Supplied entries:

-- Start --

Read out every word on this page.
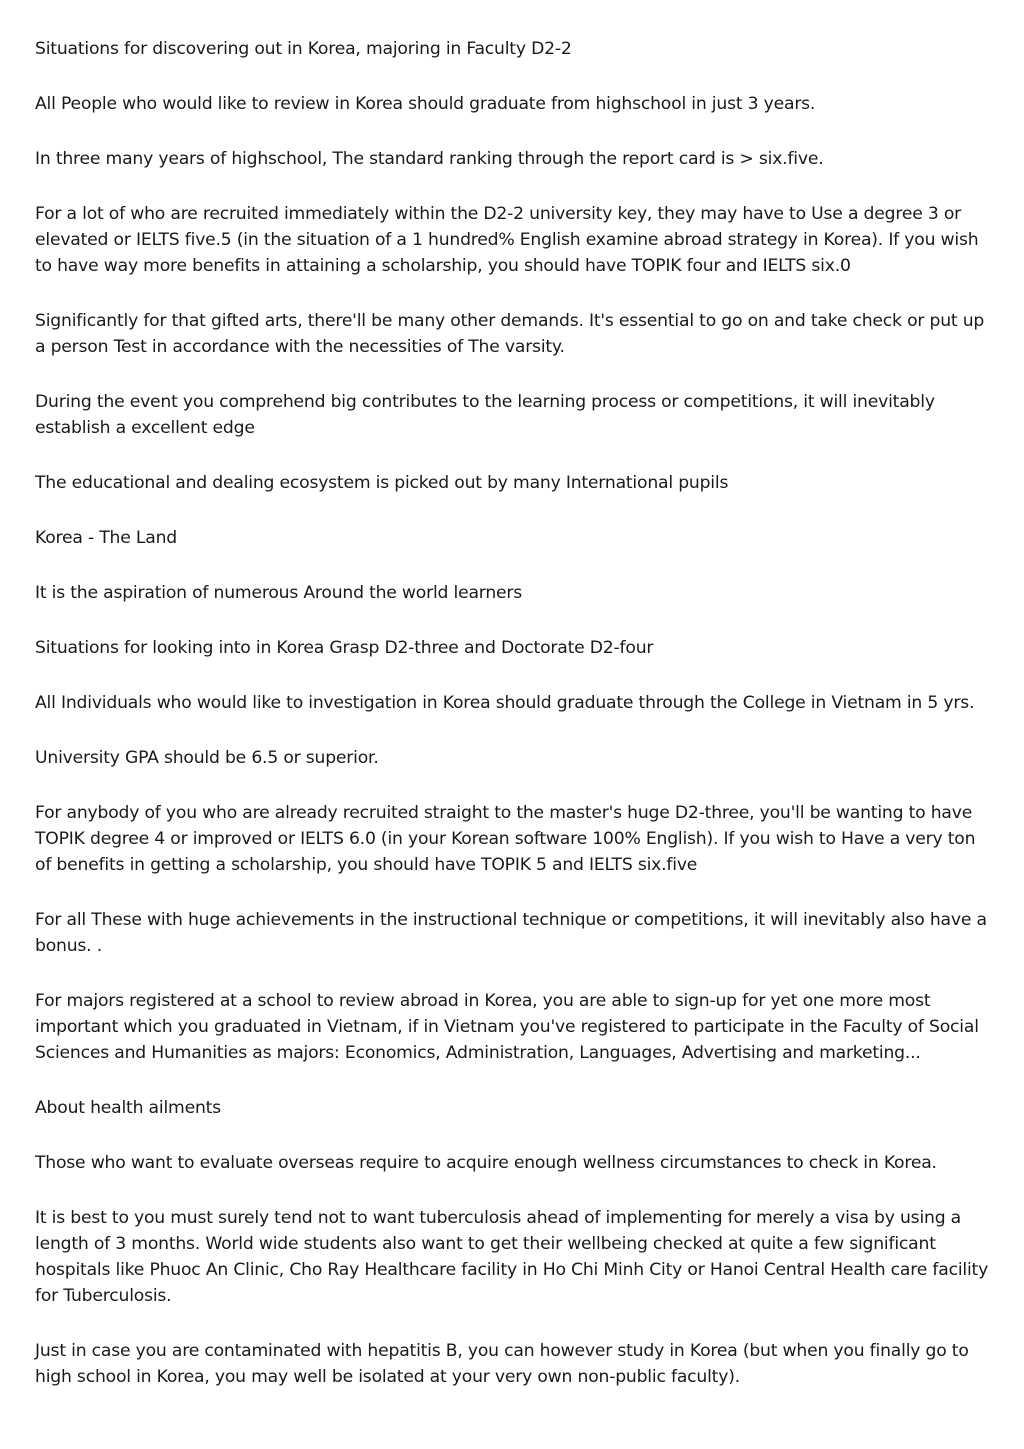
Situations for discovering out in Korea, majoring in Faculty D2-2

All People who would like to review in Korea should graduate from highschool in just 3 years.

In three many years of highschool, The standard ranking through the report card is > six.five.

For a lot of who are recruited immediately within the D2-2 university key, they may have to Use a degree 3 or elevated or IELTS five.5 (in the situation of a 1 hundred% English examine abroad strategy in Korea). If you wish to have way more benefits in attaining a scholarship, you should have TOPIK four and IELTS six.0

Significantly for that gifted arts, there'll be many other demands. It's essential to go on and take check or put up a person Test in accordance with the necessities of The varsity.

During the event you comprehend big contributes to the learning process or competitions, it will inevitably establish a excellent edge

The educational and dealing ecosystem is picked out by many International pupils

Korea - The Land

It is the aspiration of numerous Around the world learners

Situations for looking into in Korea Grasp D2-three and Doctorate D2-four

All Individuals who would like to investigation in Korea should graduate through the College in Vietnam in 5 yrs.

University GPA should be 6.5 or superior.

For anybody of you who are already recruited straight to the master's huge D2-three, you'll be wanting to have TOPIK degree 4 or improved or IELTS 6.0 (in your Korean software 100% English). If you wish to Have a very ton of benefits in getting a scholarship, you should have TOPIK 5 and IELTS six.five

For all These with huge achievements in the instructional technique or competitions, it will inevitably also have a bonus. .

For majors registered at a school to review abroad in Korea, you are able to sign-up for yet one more most important which you graduated in Vietnam, if in Vietnam you've registered to participate in the Faculty of Social Sciences and Humanities as majors: Economics, Administration, Languages, Advertising and marketing...

About health ailments

Those who want to evaluate overseas require to acquire enough wellness circumstances to check in Korea.

It is best to you must surely tend not to want tuberculosis ahead of implementing for merely a visa by using a length of 3 months. World wide students also want to get their wellbeing checked at quite a few significant hospitals like Phuoc An Clinic, Cho Ray Healthcare facility in Ho Chi Minh City or Hanoi Central Health care facility for Tuberculosis.

Just in case you are contaminated with hepatitis B, you can however study in Korea (but when you finally go to high school in Korea, you may well be isolated at your very own non-public faculty).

-- End --

Task to carry out: Return the material exactly as given, apart from the pictures.

Solution for this task:
Read out every word on this page.
Situations for discovering out in Korea, majoring in Faculty D2-2

All People who would like to review in Korea should graduate from highschool in just 3 years.

In three many years of highschool, The standard ranking through the report card is > six.five.

For a lot of who are recruited immediately within the D2-2 university key, they may have to Use a degree 3 or elevated or IELTS five.5 (in the situation of a 1 hundred% English examine abroad strategy in Korea). If you wish to have way more benefits in attaining a scholarship, you should have TOPIK four and IELTS six.0

Significantly for that gifted arts, there'll be many other demands. It's essential to go on and take check or put up a person Test in accordance with the necessities of The varsity.

During the event you comprehend big contributes to the learning process or competitions, it will inevitably establish a excellent edge

The educational and dealing ecosystem is picked out by many International pupils

Korea - The Land

It is the aspiration of numerous Around the world learners

Situations for looking into in Korea Grasp D2-three and Doctorate D2-four

All Individuals who would like to investigation in Korea should graduate through the College in Vietnam in 5 yrs.

University GPA should be 6.5 or superior.

For anybody of you who are already recruited straight to the master's huge D2-three, you'll be wanting to have TOPIK degree 4 or improved or IELTS 6.0 (in your Korean software 100% English). If you wish to Have a very ton of benefits in getting a scholarship, you should have TOPIK 5 and IELTS six.five

For all These with huge achievements in the instructional technique or competitions, it will inevitably also have a bonus. .

For majors registered at a school to review abroad in Korea, you are able to sign-up for yet one more most important which you graduated in Vietnam, if in Vietnam you've registered to participate in the Faculty of Social Sciences and Humanities as majors: Economics, Administration, Languages, Advertising and marketing...

About health ailments

Those who want to evaluate overseas require to acquire enough wellness circumstances to check in Korea.

It is best to you must surely tend not to want tuberculosis ahead of implementing for merely a visa by using a length of 3 months. World wide students also want to get their wellbeing checked at quite a few significant hospitals like Phuoc An Clinic, Cho Ray Healthcare facility in Ho Chi Minh City or Hanoi Central Health care facility for Tuberculosis.

Just in case you are contaminated with hepatitis B, you can however study in Korea (but when you finally go to high school in Korea, you may well be isolated at your very own non-public faculty).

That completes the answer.